設問 1: プロジェクションマッピングについてのインタビュー本文では、いい作品かどうかを判断する基準を、シンプルに言うと何だと述べていますか。
··· 本文 ···
先ほどお話ししたように、「映像と音楽だけで伝える」というテーゼをCMプランナーの頃から持ち続けていたわけですが、結果的に言語の壁を越えて海外の人が反応してくれるのは嬉しいですね。

―プロジェクションマッピングをやる際も西田さんは基本的にプランナーの役割を?

はい。例えばRice Mappingのときは、「展示イベントのブースである」という状況をまず考えます。長い間じーっと眺めていてはくれないだろうから、尺は大体60秒くらいかな、60秒見てもらうには綺麗な模様が色々映るだけではなくて縦軸のストーリーを感じるようにしたいなと。で、外国でやるので、ベタですけど日本の四季を15秒ずつくらいで見せていく、という構造をまず作りました。それからディレクターと一緒に「どういう模様にするか」と詰めていったんですけど、この考え方の手順はCMプランナーとしてのスキル。僕のオリジナルな才能とかじゃない、完全にCMで学んだスキルを使っているだけです。

―CM時代があるから何でもできるし、枠を外すだけでこんなにいろんなことができるよと。

そうですね。CMプランナーがガンガン違う映像の領域に出て行くと良いなと思ってるんです。今は考査とかがすごく厳しくて、自由にCMを作れる環境があるとは言えない。だけどCMのスキルは他の映像分野にも通じるよ、ということがCMプランナーにわかって、実際に違う領域でも活動していけば、もっとおもしろい映像が世の中に増えていくんじゃないかと思っています。

―そして西田さんはプロジェクションマッピングの領域でも多くの作品を手がけられて、プロジェクションマッピングアワードなどの審査員としても様々な作品を見ていると思うんですが、どういうものがいい作品なんでしょうか。

シンプルに言うと「もう1回見たくなるか」。CMやプロジェクションマッピングだけじゃなくて、今は映像そのものの数量が膨大ですよね。YouTubeを見れば気になるものが山ほどあるような状況です。そんな中で能動的にもう1回見たいと思えるか、っていうのが分野にかかわらず映像コンテンツとして必要だと思います。

映像の力と可能性を信じているからこそ、新しい分野に挑戦し続けたい

―「もう1回見たくなる作品」を作るためには、何か一つ明確なものがあるといいんでしょうか。

僕の持論だけど、大事なのは「チームの持っているグルーヴ感」だと思っています。うまくいった仕事って、全部、チームの雰囲気がいいんですよ。馴れ合いでやっているわけじゃないし、みんなプロフェッショナルだから真剣にぶつかり合っているけれど、とても楽しいし適度な緊張感と充実感がある。
そういうグルーヴは仕上がった映像に出る、と思っていて。映像を見てくれる人に伝わるのはそこなんじゃないかとすら思っているんです。
···
設問 2: 保存済みの記録の行を、「checkbox-unchecked[interactable] <box>197 529」を含む行から書き始め、「svg-text:M E N T A: M E N T A <box>36」を含む行で終えて、「interactable」を「clickable」に置き換えて書き直しなさい。それ以外は変えないこと。
··· 元データ ···
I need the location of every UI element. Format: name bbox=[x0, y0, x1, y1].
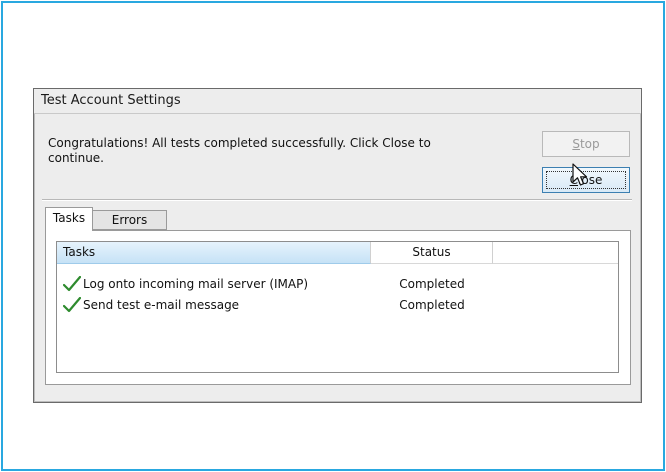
status-message: Congratulations! All tests completed suc… bbox=[48, 136, 431, 165]
task-name: Send test e-mail message bbox=[83, 298, 240, 312]
stop-button[interactable]: Stop bbox=[542, 131, 630, 157]
mouse-pointer-icon bbox=[572, 163, 588, 186]
tab-panel: Tasks Status Log onto incoming mail serv… bbox=[45, 230, 631, 385]
tasks-list: Tasks Status Log onto incoming mail serv… bbox=[56, 241, 619, 373]
task-status: Completed bbox=[399, 298, 465, 312]
column-header-empty[interactable] bbox=[493, 242, 618, 264]
check-icon bbox=[63, 276, 81, 292]
table-row[interactable]: Log onto incoming mail server (IMAP) Com… bbox=[57, 275, 618, 295]
check-icon bbox=[63, 297, 81, 313]
column-header-tasks[interactable]: Tasks bbox=[57, 242, 371, 264]
stop-accelerator: S bbox=[572, 137, 580, 151]
test-account-settings-dialog: Test Account Settings Congratulations! A… bbox=[33, 88, 642, 403]
separator bbox=[42, 199, 632, 201]
table-row[interactable]: Send test e-mail message Completed bbox=[57, 296, 618, 316]
outer-frame: Test Account Settings Congratulations! A… bbox=[1, 1, 665, 471]
task-name: Log onto incoming mail server (IMAP) bbox=[83, 277, 309, 291]
task-status: Completed bbox=[399, 277, 465, 291]
tab-tasks[interactable]: Tasks bbox=[45, 207, 93, 231]
dialog-title: Test Account Settings bbox=[41, 93, 181, 108]
column-header-status[interactable]: Status bbox=[371, 242, 493, 264]
dialog-titlebar: Test Account Settings bbox=[34, 89, 641, 114]
tab-errors[interactable]: Errors bbox=[93, 210, 167, 230]
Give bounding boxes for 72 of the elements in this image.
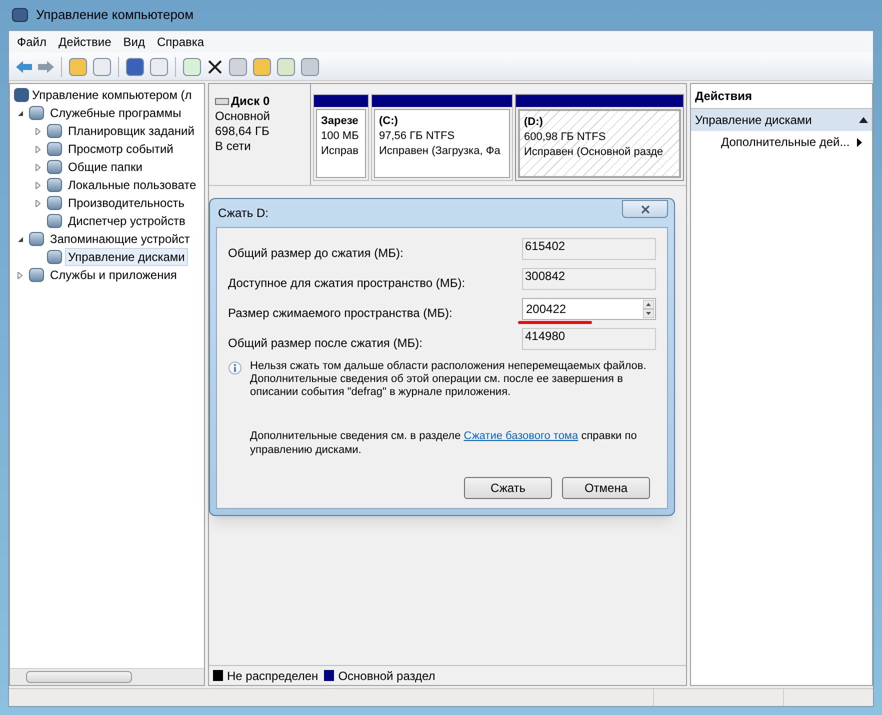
menu-item[interactable]: Справка [157,33,204,51]
tree-item[interactable]: Службы и приложения [47,266,180,284]
collapsed-arrow-icon[interactable] [34,200,42,206]
collapsed-arrow-icon[interactable] [34,128,42,134]
help-text: Дополнительные сведения см. в разделе Сжатие базового тома справки по управлению дисками. [250,429,638,457]
tree-item[interactable]: Планировщик заданий [65,122,198,140]
legend-label: Не распределен [227,668,318,684]
help-link[interactable]: Сжатие базового тома [464,430,578,442]
partition-size: 100 МБ [321,129,360,144]
menu-item[interactable]: Действие [58,33,112,51]
close-icon[interactable] [207,58,223,74]
back-arrow-icon[interactable] [15,60,33,74]
partition-block[interactable]: (D:) 600,98 ГБ NTFS Исправен (Основной разде [515,94,684,181]
info-text: Нельзя сжать том дальше области расположения неперемещаемых файлов. Дополнительные сведения об этой операции см. после ее завершения в описании события "defrag" в журнале приложения. [250,360,648,399]
forward-arrow-icon[interactable] [37,60,55,74]
tree-item[interactable]: Просмотр событий [65,140,176,158]
partition-name: Зарезе [321,114,360,129]
partition-block[interactable]: (C:) 97,56 ГБ NTFS Исправен (Загрузка, Фа [371,94,513,181]
close-button[interactable] [622,200,668,218]
partition-status: Исправен (Основной разде [524,145,664,160]
disk-size: 698,64 ГБ [215,124,270,139]
spin-down-icon[interactable] [643,309,654,318]
partition-name: (D:) [524,115,544,130]
collapse-arrow-icon[interactable] [859,117,868,123]
horizontal-scrollbar[interactable] [10,668,204,685]
legend-label: Основной раздел [338,668,436,684]
partition-block[interactable]: Зарезе 100 МБ Исправ [313,94,369,181]
tree-item[interactable]: Локальные пользовате [65,176,200,194]
field-label: Общий размер до сжатия (МБ): [228,245,404,262]
window-title: Управление компьютером [36,6,194,24]
tree-item[interactable]: Управление дисками [65,248,188,266]
partition-size: 97,56 ГБ NTFS [379,129,456,144]
field-label: Общий размер после сжатия (МБ): [228,335,422,352]
collapsed-arrow-icon[interactable] [34,182,42,188]
dialog-button[interactable]: Отмена [562,477,650,499]
tree-item[interactable]: Запоминающие устройст [47,230,193,248]
computer-icon [14,88,29,102]
field-label: Доступное для сжатия пространство (МБ): [228,275,466,292]
tree-item[interactable]: Служебные программы [47,104,184,122]
expanded-arrow-icon[interactable] [16,110,24,116]
disk-drive-icon [215,98,229,105]
disk-type: Основной [215,109,272,124]
readonly-field: 414980 [522,328,656,350]
readonly-field: 615402 [522,238,656,260]
action-item[interactable]: Дополнительные дей... [691,131,872,153]
partition-size: 600,98 ГБ NTFS [524,130,607,145]
info-icon [228,361,242,375]
tree-item[interactable]: Общие папки [65,158,146,176]
disk-name: Диск 0 [231,94,270,109]
partition-status: Исправ [321,144,360,159]
spin-field[interactable]: 200422 [522,298,656,320]
collapsed-arrow-icon[interactable] [34,146,42,152]
readonly-field: 300842 [522,268,656,290]
spin-up-icon[interactable] [643,300,654,309]
dialog-title: Сжать D: [218,205,268,222]
menu-item[interactable]: Вид [123,33,145,51]
actions-section-header[interactable]: Управление дисками [691,109,872,131]
submenu-arrow-icon [857,138,862,146]
collapsed-arrow-icon[interactable] [34,164,42,170]
partition-type-stripe [314,95,368,107]
tree-item[interactable]: Диспетчер устройств [65,212,188,230]
tree-item[interactable]: Управление компьютером (л [32,86,192,104]
disk-status: В сети [215,139,252,154]
field-label: Размер сжимаемого пространства (МБ): [228,305,452,322]
tree-item[interactable]: Производительность [65,194,188,212]
expanded-arrow-icon[interactable] [16,236,24,242]
computer-icon [12,8,28,22]
dialog-button[interactable]: Сжать [464,477,552,499]
menu-item[interactable]: Файл [17,33,47,51]
partition-name: (C:) [379,114,399,129]
partition-status: Исправен (Загрузка, Фа [379,144,502,159]
collapsed-arrow-icon[interactable] [16,272,24,278]
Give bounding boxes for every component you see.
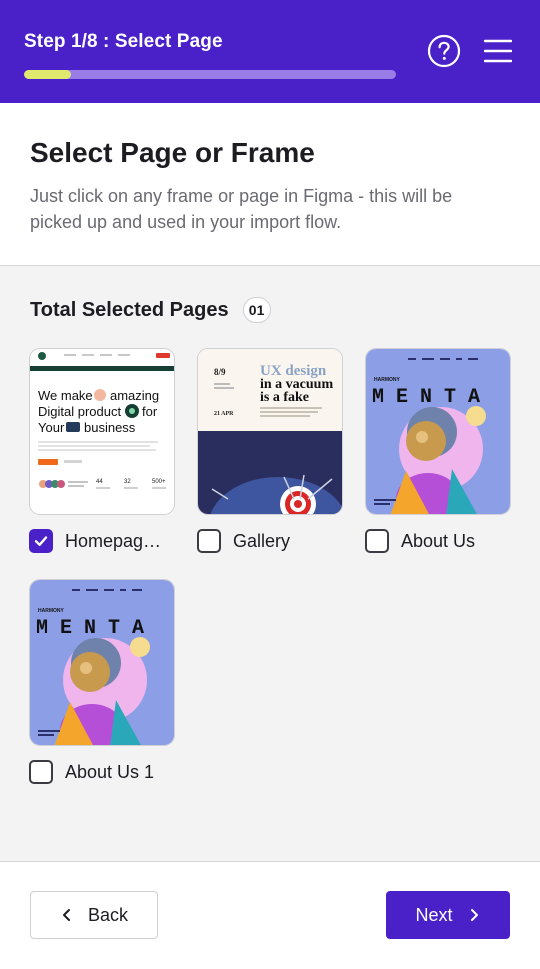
checkbox-unchecked[interactable] <box>197 529 221 553</box>
svg-text:M E N T A: M E N T A <box>372 386 480 409</box>
svg-text:Your: Your <box>38 420 65 435</box>
top-bar: Step 1/8 : Select Page <box>0 0 540 103</box>
svg-text:We make: We make <box>38 388 93 403</box>
svg-text:HARMONY: HARMONY <box>374 377 400 383</box>
page-thumbnail-about-us[interactable]: HARMONY M E N T A <box>365 348 511 515</box>
intro-section: Select Page or Frame Just click on any f… <box>0 103 540 266</box>
svg-text:8/9: 8/9 <box>214 367 226 377</box>
svg-text:32: 32 <box>124 479 131 485</box>
page-card-homepage[interactable]: We make amazing Digital product for Your… <box>29 348 175 553</box>
page-thumbnail-homepage[interactable]: We make amazing Digital product for Your… <box>29 348 175 515</box>
page-thumbnail-about-us-1[interactable]: HARMONY M E N T A <box>29 579 175 746</box>
svg-text:500+: 500+ <box>152 479 166 485</box>
next-button[interactable]: Next <box>386 891 510 939</box>
about-us-preview-image: HARMONY M E N T A <box>366 349 510 514</box>
selected-count-row: Total Selected Pages 01 <box>30 297 271 323</box>
selected-count-label: Total Selected Pages <box>30 298 229 321</box>
help-circle-icon[interactable] <box>427 34 461 68</box>
svg-text:for: for <box>142 404 158 419</box>
back-button[interactable]: Back <box>30 891 158 939</box>
svg-text:M E N T A: M E N T A <box>36 617 144 640</box>
page-label: Gallery <box>233 530 291 551</box>
about-us-1-preview-image: HARMONY M E N T A <box>30 580 174 745</box>
svg-text:is a fake: is a fake <box>260 390 309 405</box>
page-card-about-us[interactable]: HARMONY M E N T A About Us <box>365 348 511 553</box>
chevron-left-icon <box>62 909 70 921</box>
page-card-gallery[interactable]: 8/9 UX design in a vacuum is a fake 21 A… <box>197 348 343 553</box>
page-option-about-us[interactable]: About Us <box>365 529 525 553</box>
svg-text:44: 44 <box>96 479 103 485</box>
page-option-homepage[interactable]: Homepag… <box>29 529 189 553</box>
checkbox-unchecked[interactable] <box>365 529 389 553</box>
page-option-gallery[interactable]: Gallery <box>197 529 357 553</box>
footer-bar: Back Next <box>0 862 540 969</box>
gallery-preview-image: 8/9 UX design in a vacuum is a fake 21 A… <box>198 349 342 514</box>
chevron-right-icon <box>470 909 478 921</box>
page-thumbnail-gallery[interactable]: 8/9 UX design in a vacuum is a fake 21 A… <box>197 348 343 515</box>
svg-text:business: business <box>84 420 136 435</box>
checkbox-unchecked[interactable] <box>29 760 53 784</box>
hamburger-menu-icon[interactable] <box>484 38 512 64</box>
page-label: About Us 1 <box>65 761 155 782</box>
checkmark-icon <box>34 536 48 546</box>
page-description: Just click on any frame or page in Figma… <box>30 186 453 232</box>
step-title: Step 1/8 : Select Page <box>24 31 223 52</box>
svg-text:Digital product: Digital product <box>38 404 121 419</box>
page-card-about-us-1[interactable]: HARMONY M E N T A About Us 1 <box>29 579 175 784</box>
page-title: Select Page or Frame <box>30 137 315 168</box>
selected-count-badge: 01 <box>242 297 271 323</box>
homepage-preview-image: We make amazing Digital product for Your… <box>30 349 174 514</box>
page-selection-panel: Total Selected Pages 01 We make amazing … <box>0 266 540 862</box>
progress-bar <box>24 70 396 79</box>
svg-text:amazing: amazing <box>110 388 159 403</box>
page-label: About Us <box>401 530 476 551</box>
svg-text:21 APR: 21 APR <box>214 411 234 417</box>
svg-text:HARMONY: HARMONY <box>38 608 64 614</box>
checkbox-checked[interactable] <box>29 529 53 553</box>
progress-bar-fill <box>24 70 71 79</box>
next-button-label: Next <box>415 904 453 925</box>
page-label: Homepag… <box>65 530 162 551</box>
back-button-label: Back <box>87 904 129 925</box>
page-option-about-us-1[interactable]: About Us 1 <box>29 760 189 784</box>
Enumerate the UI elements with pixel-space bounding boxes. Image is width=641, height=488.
···
解答例 1: 「もう1回見たくなるか」です。

解答例 2:
checkbox-unchecked[clickable] <box>197 529 221 553</box>
svg-text:M E N T A: M E N T A <box>372 386 480 409</box>
svg-text:Your: Your <box>38 420 65 435</box>
top-bar: Step 1/8 : Select Page <box>0 0 540 103</box>
svg-text:We make: We make <box>38 388 93 403</box>
svg-text:HARMONY: HARMONY <box>374 377 400 383</box>
page-thumbnail-about-us[clickable]: HARMONY M E N T A <box>365 348 511 515</box>
intro-section: Select Page or Frame Just click on any f… <box>0 103 540 266</box>
svg-text:8/9: 8/9 <box>214 367 226 377</box>
svg-text:32: 32 <box>124 479 131 485</box>
page-card-homepage[clickable]: We make amazing Digital product for Your… <box>29 348 175 553</box>
page-thumbnail-homepage[clickable]: We make amazing Digital product for Your… <box>29 348 175 515</box>
page-thumbnail-about-us-1[clickable]: HARMONY M E N T A <box>29 579 175 746</box>
svg-text:500+: 500+ <box>152 479 166 485</box>
next-button[clickable]: Next <box>386 891 510 939</box>
about-us-preview-image: HARMONY M E N T A <box>366 349 510 514</box>
selected-count-row: Total Selected Pages 01 <box>30 297 271 323</box>
selected-count-label: Total Selected Pages <box>30 298 229 321</box>
help-circle-icon[clickable] <box>427 34 461 68</box>
svg-text:for: for <box>142 404 158 419</box>
back-button[clickable]: Back <box>30 891 158 939</box>
svg-text:M E N T A: M E N T A <box>36 617 144 640</box>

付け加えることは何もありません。